■ **Given request**
Return each line of the data below exactly, omitting any pictures.

>> START Available data

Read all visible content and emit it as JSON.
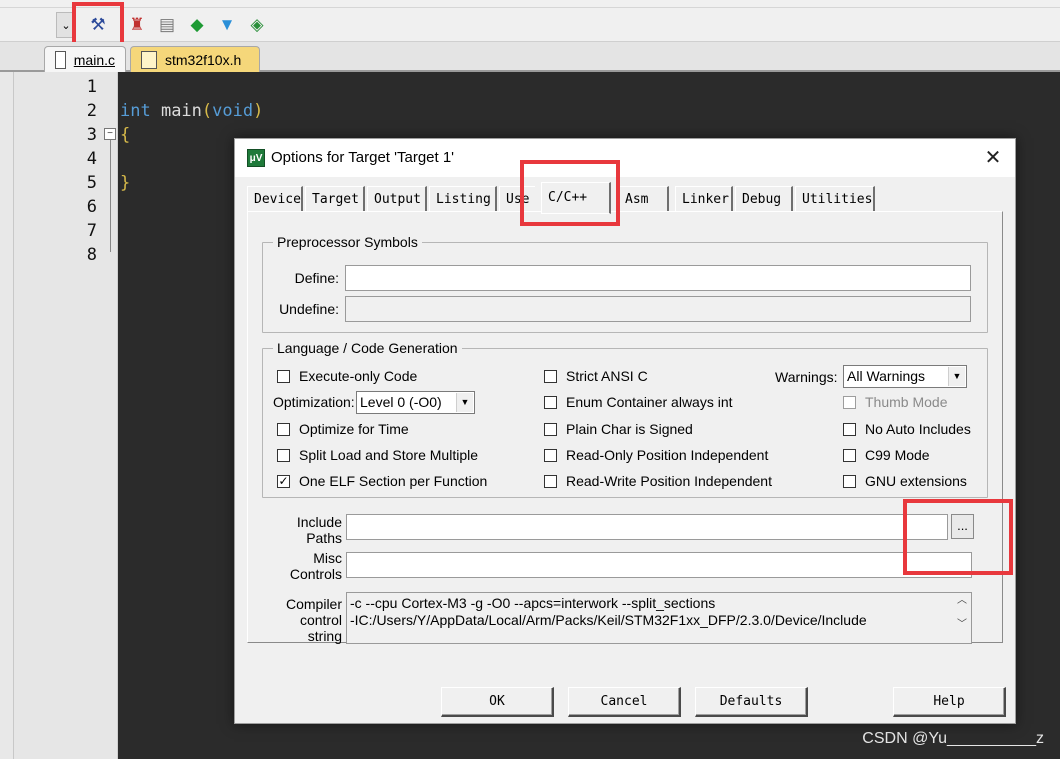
{
  "ide": {
    "toolbar_icons": [
      "options-for-target-icon",
      "load-icon",
      "copy-icon",
      "diamond-icon",
      "download-icon",
      "pack-installer-icon"
    ],
    "file_tabs": [
      {
        "label": "main.c",
        "icon": "c-file-icon",
        "active": true
      },
      {
        "label": "stm32f10x.h",
        "icon": "h-file-icon",
        "active": false
      }
    ],
    "line_numbers": [
      "1",
      "2",
      "3",
      "4",
      "5",
      "6",
      "7",
      "8"
    ],
    "code": {
      "line2_kw": "int",
      "line2_fn": " main",
      "line2_open": "(",
      "line2_void": "void",
      "line2_close": ")",
      "line3": "{",
      "line5": "}"
    },
    "fold_glyph": "−",
    "watermark": "CSDN @Yu__________z"
  },
  "dialog": {
    "title": "Options for Target 'Target 1'",
    "close": "✕",
    "tabs": [
      "Device",
      "Target",
      "Output",
      "Listing",
      "Use",
      "C/C++",
      "Asm",
      "Linker",
      "Debug",
      "Utilities"
    ],
    "active_tab": "C/C++",
    "preprocessor": {
      "title": "Preprocessor Symbols",
      "define_label": "Define:",
      "define_value": "",
      "undefine_label": "Undefine:",
      "undefine_value": ""
    },
    "codegen": {
      "title": "Language / Code Generation",
      "execute_only": "Execute-only Code",
      "optimization_label": "Optimization:",
      "optimization_value": "Level 0 (-O0)",
      "optimize_time": "Optimize for Time",
      "split_load": "Split Load and Store Multiple",
      "one_elf": "One ELF Section per Function",
      "strict_ansi": "Strict ANSI C",
      "enum_container": "Enum Container always int",
      "plain_char": "Plain Char is Signed",
      "ro_pi": "Read-Only Position Independent",
      "rw_pi": "Read-Write Position Independent",
      "warnings_label": "Warnings:",
      "warnings_value": "All Warnings",
      "thumb_mode": "Thumb Mode",
      "no_auto_includes": "No Auto Includes",
      "c99_mode": "C99 Mode",
      "gnu_ext": "GNU extensions",
      "check_mark": "✓"
    },
    "include_paths_label": "Include\nPaths",
    "include_paths_value": "",
    "ellipsis": "...",
    "misc_label": "Misc\nControls",
    "misc_value": "",
    "compiler_label": "Compiler\ncontrol\nstring",
    "compiler_line1": "-c --cpu Cortex-M3 -g -O0 --apcs=interwork --split_sections",
    "compiler_line2": "-IC:/Users/Y/AppData/Local/Arm/Packs/Keil/STM32F1xx_DFP/2.3.0/Device/Include",
    "buttons": {
      "ok": "OK",
      "cancel": "Cancel",
      "defaults": "Defaults",
      "help": "Help"
    }
  }
}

>> END Available data

■ **Result of this exercise**
Read all visible content and emit it as JSON.
{
  "ide": {
    "toolbar_icons": [
      "options-for-target-icon",
      "load-icon",
      "copy-icon",
      "diamond-icon",
      "download-icon",
      "pack-installer-icon"
    ],
    "file_tabs": [
      {
        "label": "main.c",
        "icon": "c-file-icon",
        "active": true
      },
      {
        "label": "stm32f10x.h",
        "icon": "h-file-icon",
        "active": false
      }
    ],
    "line_numbers": [
      "1",
      "2",
      "3",
      "4",
      "5",
      "6",
      "7",
      "8"
    ],
    "code": {
      "line2_kw": "int",
      "line2_fn": " main",
      "line2_open": "(",
      "line2_void": "void",
      "line2_close": ")",
      "line3": "{",
      "line5": "}"
    },
    "fold_glyph": "−",
    "watermark": "CSDN @Yu__________z"
  },
  "dialog": {
    "title": "Options for Target 'Target 1'",
    "close": "✕",
    "tabs": [
      "Device",
      "Target",
      "Output",
      "Listing",
      "Use",
      "C/C++",
      "Asm",
      "Linker",
      "Debug",
      "Utilities"
    ],
    "active_tab": "C/C++",
    "preprocessor": {
      "title": "Preprocessor Symbols",
      "define_label": "Define:",
      "define_value": "",
      "undefine_label": "Undefine:",
      "undefine_value": ""
    },
    "codegen": {
      "title": "Language / Code Generation",
      "execute_only": "Execute-only Code",
      "optimization_label": "Optimization:",
      "optimization_value": "Level 0 (-O0)",
      "optimize_time": "Optimize for Time",
      "split_load": "Split Load and Store Multiple",
      "one_elf": "One ELF Section per Function",
      "strict_ansi": "Strict ANSI C",
      "enum_container": "Enum Container always int",
      "plain_char": "Plain Char is Signed",
      "ro_pi": "Read-Only Position Independent",
      "rw_pi": "Read-Write Position Independent",
      "warnings_label": "Warnings:",
      "warnings_value": "All Warnings",
      "thumb_mode": "Thumb Mode",
      "no_auto_includes": "No Auto Includes",
      "c99_mode": "C99 Mode",
      "gnu_ext": "GNU extensions",
      "check_mark": "✓"
    },
    "include_paths_label": "Include\nPaths",
    "include_paths_value": "",
    "ellipsis": "...",
    "misc_label": "Misc\nControls",
    "misc_value": "",
    "compiler_label": "Compiler\ncontrol\nstring",
    "compiler_line1": "-c --cpu Cortex-M3 -g -O0 --apcs=interwork --split_sections",
    "compiler_line2": "-IC:/Users/Y/AppData/Local/Arm/Packs/Keil/STM32F1xx_DFP/2.3.0/Device/Include",
    "buttons": {
      "ok": "OK",
      "cancel": "Cancel",
      "defaults": "Defaults",
      "help": "Help"
    }
  }
}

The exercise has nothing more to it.